** WORK REQUIRED **
In the records below, pick out all lines containing the word "into".

** DATA SHOWN **
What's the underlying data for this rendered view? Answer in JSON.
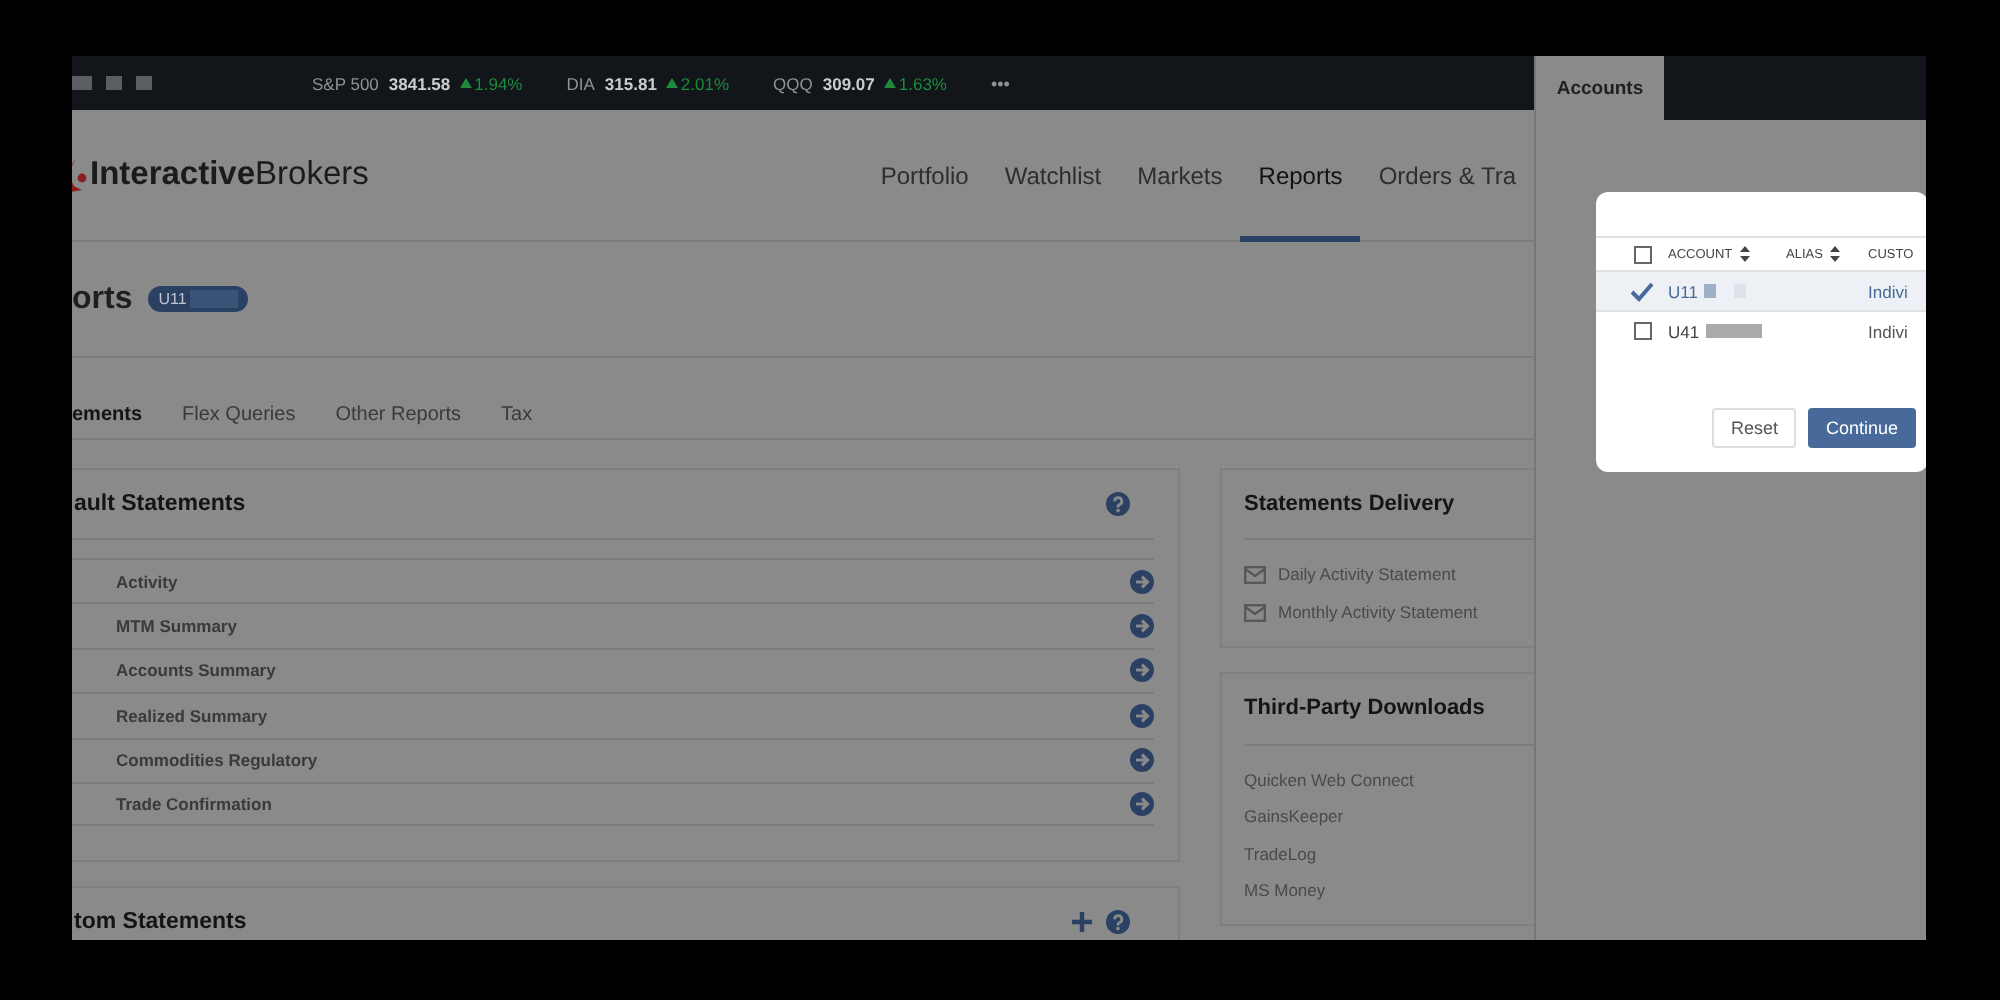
{
  "ticker": {
    "items": [
      {
        "symbol": "S&P 500",
        "price": "3841.58",
        "change": "1.94%"
      },
      {
        "symbol": "DIA",
        "price": "315.81",
        "change": "2.01%"
      },
      {
        "symbol": "QQQ",
        "price": "309.07",
        "change": "1.63%"
      }
    ],
    "more": "•••"
  },
  "header": {
    "logo": {
      "brand_bold": "Interactive",
      "brand_light": "Brokers"
    },
    "nav": [
      {
        "label": "Portfolio",
        "selected": false
      },
      {
        "label": "Watchlist",
        "selected": false
      },
      {
        "label": "Markets",
        "selected": false
      },
      {
        "label": "Reports",
        "selected": true
      },
      {
        "label": "Orders & Tra",
        "selected": false
      }
    ]
  },
  "page": {
    "title": "orts",
    "account_badge": "U11"
  },
  "tabs": [
    {
      "label": "ements",
      "selected": true
    },
    {
      "label": "Flex Queries",
      "selected": false
    },
    {
      "label": "Other Reports",
      "selected": false
    },
    {
      "label": "Tax",
      "selected": false
    }
  ],
  "default_statements": {
    "title": "ault Statements",
    "items": [
      "Activity",
      "MTM Summary",
      "Accounts Summary",
      "Realized Summary",
      "Commodities Regulatory",
      "Trade Confirmation"
    ]
  },
  "custom_statements": {
    "title": "tom Statements"
  },
  "statements_delivery": {
    "title": "Statements Delivery",
    "items": [
      "Daily Activity Statement",
      "Monthly Activity Statement"
    ]
  },
  "third_party_downloads": {
    "title": "Third-Party Downloads",
    "items": [
      "Quicken Web Connect",
      "GainsKeeper",
      "TradeLog",
      "MS Money"
    ]
  },
  "accounts_panel": {
    "tab": "Accounts",
    "dialog": {
      "select_all_checked": false,
      "columns": [
        {
          "label": "ACCOUNT",
          "sortable": true
        },
        {
          "label": "ALIAS",
          "sortable": true
        },
        {
          "label": "CUSTO",
          "sortable": false
        }
      ],
      "rows": [
        {
          "account": "U11",
          "type": "Indivi",
          "selected": true
        },
        {
          "account": "U41",
          "type": "Indivi",
          "selected": false
        }
      ],
      "buttons": [
        {
          "label": "Reset",
          "kind": "secondary"
        },
        {
          "label": "Continue",
          "kind": "primary"
        }
      ]
    }
  }
}
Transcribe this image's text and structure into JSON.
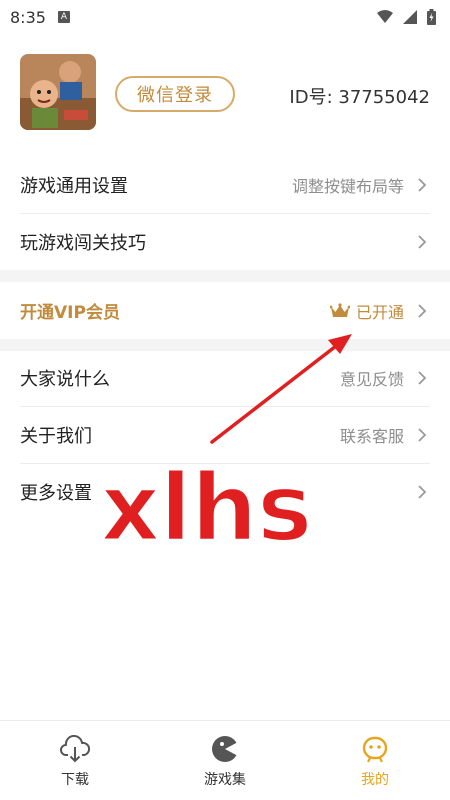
{
  "status_bar": {
    "time": "8:35",
    "notification_glyph": "A"
  },
  "profile": {
    "login_button": "微信登录",
    "user_id": "ID号: 37755042"
  },
  "menu": {
    "game_settings": {
      "label": "游戏通用设置",
      "value": "调整按键布局等"
    },
    "game_tips": {
      "label": "玩游戏闯关技巧",
      "value": ""
    },
    "vip": {
      "label": "开通VIP会员",
      "value": "已开通"
    },
    "feedback": {
      "label": "大家说什么",
      "value": "意见反馈"
    },
    "about": {
      "label": "关于我们",
      "value": "联系客服"
    },
    "more": {
      "label": "更多设置",
      "value": ""
    }
  },
  "watermark": "xlhs",
  "tabs": [
    {
      "label": "下载",
      "icon": "cloud-download-icon",
      "active": false
    },
    {
      "label": "游戏集",
      "icon": "game-collection-icon",
      "active": false
    },
    {
      "label": "我的",
      "icon": "profile-face-icon",
      "active": true
    }
  ],
  "colors": {
    "accent_gold": "#c28b3c",
    "tab_active": "#e6a51d",
    "watermark_red": "#e02020"
  }
}
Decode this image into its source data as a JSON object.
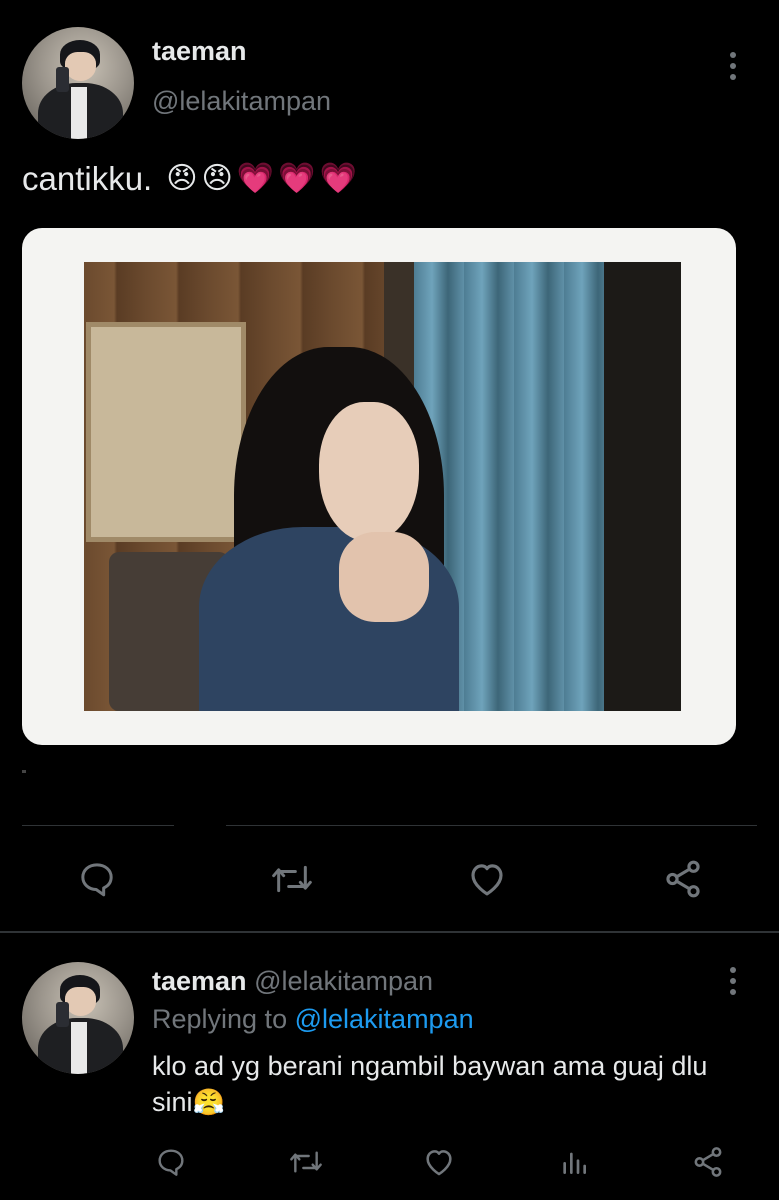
{
  "main_tweet": {
    "author_name": "taeman",
    "author_handle": "@lelakitampan",
    "text": "cantikku.",
    "emojis": [
      "😠",
      "😠",
      "💗",
      "💗",
      "💗"
    ]
  },
  "actions": {
    "reply_icon": "reply-icon",
    "retweet_icon": "retweet-icon",
    "like_icon": "heart-icon",
    "share_icon": "share-icon",
    "analytics_icon": "analytics-icon"
  },
  "reply_tweet": {
    "author_name": "taeman",
    "author_handle": "@lelakitampan",
    "replying_prefix": "Replying to",
    "replying_to": "@lelakitampan",
    "text": "klo ad yg berani ngambil baywan ama guaj dlu sini",
    "emoji": "😤"
  },
  "colors": {
    "background": "#000000",
    "text_primary": "#e7e9ea",
    "text_secondary": "#71767b",
    "link": "#1d9bf0",
    "divider": "#2f3336"
  }
}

** SOLUTION TO THE PROBLEM **
Transcribe this image's text and structure into JSON.
Decode this image into its source data as a JSON object.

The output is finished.